[Start]

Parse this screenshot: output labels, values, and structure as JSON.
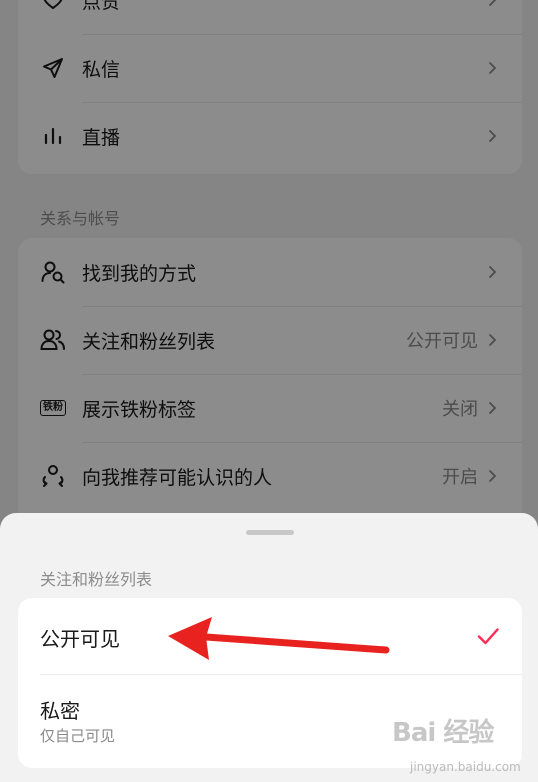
{
  "notifications_card": {
    "items": [
      {
        "label": "点赞",
        "icon": "heart-icon"
      },
      {
        "label": "私信",
        "icon": "send-icon"
      },
      {
        "label": "直播",
        "icon": "live-bars-icon"
      }
    ]
  },
  "relations_section": {
    "title": "关系与帐号",
    "items": [
      {
        "label": "找到我的方式",
        "value": "",
        "icon": "find-user-icon"
      },
      {
        "label": "关注和粉丝列表",
        "value": "公开可见",
        "icon": "users-icon"
      },
      {
        "label": "展示铁粉标签",
        "value": "关闭",
        "icon": "fan-badge-icon",
        "badge_text": "铁粉"
      },
      {
        "label": "向我推荐可能认识的人",
        "value": "开启",
        "icon": "recommend-icon"
      }
    ]
  },
  "sheet": {
    "title": "关注和粉丝列表",
    "options": [
      {
        "label": "公开可见",
        "sublabel": "",
        "selected": true
      },
      {
        "label": "私密",
        "sublabel": "仅自己可见",
        "selected": false
      }
    ]
  },
  "colors": {
    "accent": "#fe2c55",
    "annotation_arrow": "#e8231f",
    "background": "#f2f2f2",
    "overlay": "rgba(0,0,0,0.45)"
  },
  "watermark": {
    "text": "Bai 经验",
    "sub": "jingyan.baidu.com"
  }
}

[End]

Only the number is wanted: how many lines of the data contain the word "icon"?

7